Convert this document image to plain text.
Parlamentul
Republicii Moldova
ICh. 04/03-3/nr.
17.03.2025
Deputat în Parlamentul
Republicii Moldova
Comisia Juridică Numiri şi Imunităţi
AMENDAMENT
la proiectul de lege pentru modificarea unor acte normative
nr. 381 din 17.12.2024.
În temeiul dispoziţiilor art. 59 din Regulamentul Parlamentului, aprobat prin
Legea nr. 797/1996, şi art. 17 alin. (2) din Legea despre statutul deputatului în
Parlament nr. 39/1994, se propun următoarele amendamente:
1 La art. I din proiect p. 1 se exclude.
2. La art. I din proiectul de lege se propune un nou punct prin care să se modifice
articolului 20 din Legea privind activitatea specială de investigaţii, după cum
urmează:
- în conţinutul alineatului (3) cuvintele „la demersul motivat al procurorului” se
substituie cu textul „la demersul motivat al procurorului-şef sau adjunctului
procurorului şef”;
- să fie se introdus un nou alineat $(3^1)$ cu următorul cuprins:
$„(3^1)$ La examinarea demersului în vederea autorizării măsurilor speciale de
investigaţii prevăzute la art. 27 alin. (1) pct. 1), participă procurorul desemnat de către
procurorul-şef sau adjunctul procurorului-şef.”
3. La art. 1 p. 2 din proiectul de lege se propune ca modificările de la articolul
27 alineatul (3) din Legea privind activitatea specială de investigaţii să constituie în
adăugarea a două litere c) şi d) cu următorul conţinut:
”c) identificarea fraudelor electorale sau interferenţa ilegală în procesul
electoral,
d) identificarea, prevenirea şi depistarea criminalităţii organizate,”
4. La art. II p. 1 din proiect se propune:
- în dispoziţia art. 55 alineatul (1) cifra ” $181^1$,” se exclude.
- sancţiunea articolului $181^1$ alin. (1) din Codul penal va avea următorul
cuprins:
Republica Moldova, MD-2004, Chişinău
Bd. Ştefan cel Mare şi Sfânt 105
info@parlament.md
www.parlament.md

-------------------------

Goal
What is needed here is an exact reproduction of all the entries.

Task answer
Convert this document image to plain text.
Parlamentul
Republicii Moldova
ICh. 04/03-3/nr.
17.03.2025
Deputat în Parlamentul
Republicii Moldova
Comisia Juridică Numiri şi Imunităţi
AMENDAMENT
la proiectul de lege pentru modificarea unor acte normative
nr. 381 din 17.12.2024.
În temeiul dispoziţiilor art. 59 din Regulamentul Parlamentului, aprobat prin
Legea nr. 797/1996, şi art. 17 alin. (2) din Legea despre statutul deputatului în
Parlament nr. 39/1994, se propun următoarele amendamente:
1 La art. I din proiect p. 1 se exclude.
2. La art. I din proiectul de lege se propune un nou punct prin care să se modifice
articolului 20 din Legea privind activitatea specială de investigaţii, după cum
urmează:
- în conţinutul alineatului (3) cuvintele „la demersul motivat al procurorului” se
substituie cu textul „la demersul motivat al procurorului-şef sau adjunctului
procurorului şef”;
- să fie se introdus un nou alineat $(3^1)$ cu următorul cuprins:
$„(3^1)$ La examinarea demersului în vederea autorizării măsurilor speciale de
investigaţii prevăzute la art. 27 alin. (1) pct. 1), participă procurorul desemnat de către
procurorul-şef sau adjunctul procurorului-şef.”
3. La art. 1 p. 2 din proiectul de lege se propune ca modificările de la articolul
27 alineatul (3) din Legea privind activitatea specială de investigaţii să constituie în
adăugarea a două litere c) şi d) cu următorul conţinut:
”c) identificarea fraudelor electorale sau interferenţa ilegală în procesul
electoral,
d) identificarea, prevenirea şi depistarea criminalităţii organizate,”
4. La art. II p. 1 din proiect se propune:
- în dispoziţia art. 55 alineatul (1) cifra ” $181^1$,” se exclude.
- sancţiunea articolului $181^1$ alin. (1) din Codul penal va avea următorul
cuprins:
Republica Moldova, MD-2004, Chişinău
Bd. Ştefan cel Mare şi Sfânt 105
info@parlament.md
www.parlament.md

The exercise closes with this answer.